▶ _Data for processing_:
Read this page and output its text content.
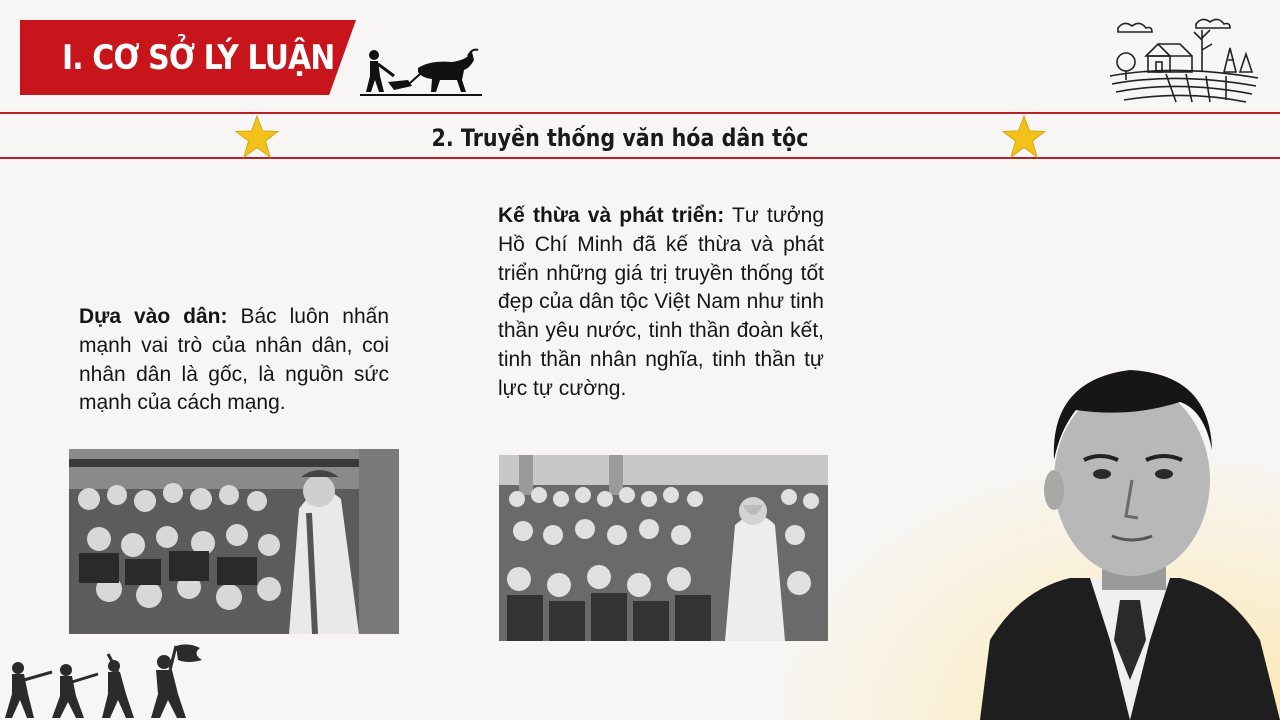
I. CƠ SỞ LÝ LUẬN
2. Truyền thống văn hóa dân tộc
Dựa vào dân: Bác luôn nhấn mạnh vai trò của nhân dân, coi nhân dân là gốc, là nguồn sức mạnh của cách mạng.
Kế thừa và phát triển: Tư tưởng Hồ Chí Minh đã kế thừa và phát triển những giá trị truyền thống tốt đẹp của dân tộc Việt Nam như tinh thần yêu nước, tinh thần đoàn kết, tinh thần nhân nghĩa, tinh thần tự lực tự cường.
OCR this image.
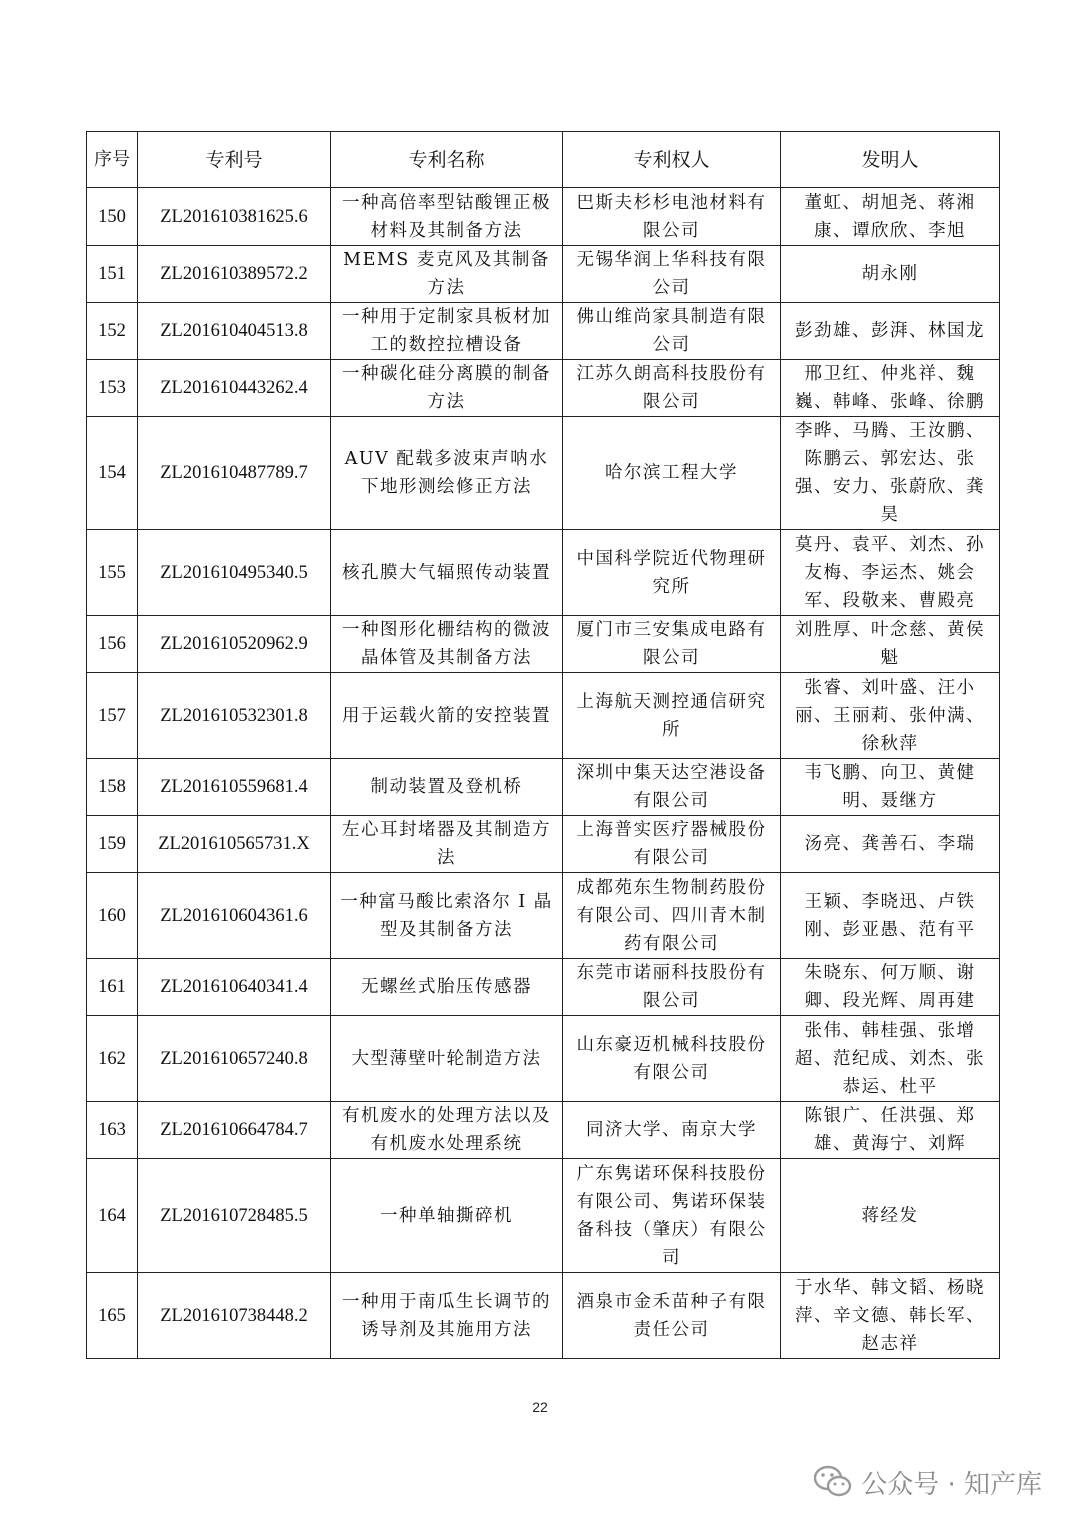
序号	专利号	专利名称	专利权人	发明人
150	ZL201610381625.6	一种高倍率型钴酸锂正极材料及其制备方法	巴斯夫杉杉电池材料有限公司	董虹、胡旭尧、蒋湘康、谭欣欣、李旭
151	ZL201610389572.2	MEMS 麦克风及其制备方法	无锡华润上华科技有限公司	胡永刚
152	ZL201610404513.8	一种用于定制家具板材加工的数控拉槽设备	佛山维尚家具制造有限公司	彭劲雄、彭湃、林国龙
153	ZL201610443262.4	一种碳化硅分离膜的制备方法	江苏久朗高科技股份有限公司	邢卫红、仲兆祥、魏巍、韩峰、张峰、徐鹏
154	ZL201610487789.7	AUV 配载多波束声呐水下地形测绘修正方法	哈尔滨工程大学	李晔、马腾、王汝鹏、陈鹏云、郭宏达、张强、安力、张蔚欣、龚昊
155	ZL201610495340.5	核孔膜大气辐照传动装置	中国科学院近代物理研究所	莫丹、袁平、刘杰、孙友梅、李运杰、姚会军、段敬来、曹殿亮
156	ZL201610520962.9	一种图形化栅结构的微波晶体管及其制备方法	厦门市三安集成电路有限公司	刘胜厚、叶念慈、黄侯魁
157	ZL201610532301.8	用于运载火箭的安控装置	上海航天测控通信研究所	张睿、刘叶盛、汪小丽、王丽莉、张仲满、徐秋萍
158	ZL201610559681.4	制动装置及登机桥	深圳中集天达空港设备有限公司	韦飞鹏、向卫、黄健明、聂继方
159	ZL201610565731.X	左心耳封堵器及其制造方法	上海普实医疗器械股份有限公司	汤亮、龚善石、李瑞
160	ZL201610604361.6	一种富马酸比索洛尔 I 晶型及其制备方法	成都苑东生物制药股份有限公司、四川青木制药有限公司	王颖、李晓迅、卢铁刚、彭亚愚、范有平
161	ZL201610640341.4	无螺丝式胎压传感器	东莞市诺丽科技股份有限公司	朱晓东、何万顺、谢卿、段光辉、周再建
162	ZL201610657240.8	大型薄壁叶轮制造方法	山东豪迈机械科技股份有限公司	张伟、韩桂强、张增超、范纪成、刘杰、张恭运、杜平
163	ZL201610664784.7	有机废水的处理方法以及有机废水处理系统	同济大学、南京大学	陈银广、任洪强、郑雄、黄海宁、刘辉
164	ZL201610728485.5	一种单轴撕碎机	广东隽诺环保科技股份有限公司、隽诺环保装备科技（肇庆）有限公司	蒋经发
165	ZL201610738448.2	一种用于南瓜生长调节的诱导剂及其施用方法	酒泉市金禾苗种子有限责任公司	于水华、韩文韬、杨晓萍、辛文德、韩长军、赵志祥
22
公众号 · 知产库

▶ _To do_: Reproduce all the entries that precede this task, word for word, minus any pictures.

▶ _Task answer_:
Read this page and output its text content.
I. CƠ SỞ LÝ LUẬN
2. Truyền thống văn hóa dân tộc
Dựa vào dân: Bác luôn nhấn mạnh vai trò của nhân dân, coi nhân dân là gốc, là nguồn sức mạnh của cách mạng.
Kế thừa và phát triển: Tư tưởng Hồ Chí Minh đã kế thừa và phát triển những giá trị truyền thống tốt đẹp của dân tộc Việt Nam như tinh thần yêu nước, tinh thần đoàn kết, tinh thần nhân nghĩa, tinh thần tự lực tự cường.
OCR this image.
序号	专利号	专利名称	专利权人	发明人
150	ZL201610381625.6	一种高倍率型钴酸锂正极材料及其制备方法	巴斯夫杉杉电池材料有限公司	董虹、胡旭尧、蒋湘康、谭欣欣、李旭
151	ZL201610389572.2	MEMS 麦克风及其制备方法	无锡华润上华科技有限公司	胡永刚
152	ZL201610404513.8	一种用于定制家具板材加工的数控拉槽设备	佛山维尚家具制造有限公司	彭劲雄、彭湃、林国龙
153	ZL201610443262.4	一种碳化硅分离膜的制备方法	江苏久朗高科技股份有限公司	邢卫红、仲兆祥、魏巍、韩峰、张峰、徐鹏
154	ZL201610487789.7	AUV 配载多波束声呐水下地形测绘修正方法	哈尔滨工程大学	李晔、马腾、王汝鹏、陈鹏云、郭宏达、张强、安力、张蔚欣、龚昊
155	ZL201610495340.5	核孔膜大气辐照传动装置	中国科学院近代物理研究所	莫丹、袁平、刘杰、孙友梅、李运杰、姚会军、段敬来、曹殿亮
156	ZL201610520962.9	一种图形化栅结构的微波晶体管及其制备方法	厦门市三安集成电路有限公司	刘胜厚、叶念慈、黄侯魁
157	ZL201610532301.8	用于运载火箭的安控装置	上海航天测控通信研究所	张睿、刘叶盛、汪小丽、王丽莉、张仲满、徐秋萍
158	ZL201610559681.4	制动装置及登机桥	深圳中集天达空港设备有限公司	韦飞鹏、向卫、黄健明、聂继方
159	ZL201610565731.X	左心耳封堵器及其制造方法	上海普实医疗器械股份有限公司	汤亮、龚善石、李瑞
160	ZL201610604361.6	一种富马酸比索洛尔 I 晶型及其制备方法	成都苑东生物制药股份有限公司、四川青木制药有限公司	王颖、李晓迅、卢铁刚、彭亚愚、范有平
161	ZL201610640341.4	无螺丝式胎压传感器	东莞市诺丽科技股份有限公司	朱晓东、何万顺、谢卿、段光辉、周再建
162	ZL201610657240.8	大型薄壁叶轮制造方法	山东豪迈机械科技股份有限公司	张伟、韩桂强、张增超、范纪成、刘杰、张恭运、杜平
163	ZL201610664784.7	有机废水的处理方法以及有机废水处理系统	同济大学、南京大学	陈银广、任洪强、郑雄、黄海宁、刘辉
164	ZL201610728485.5	一种单轴撕碎机	广东隽诺环保科技股份有限公司、隽诺环保装备科技（肇庆）有限公司	蒋经发
165	ZL201610738448.2	一种用于南瓜生长调节的诱导剂及其施用方法	酒泉市金禾苗种子有限责任公司	于水华、韩文韬、杨晓萍、辛文德、韩长军、赵志祥
22
公众号 · 知产库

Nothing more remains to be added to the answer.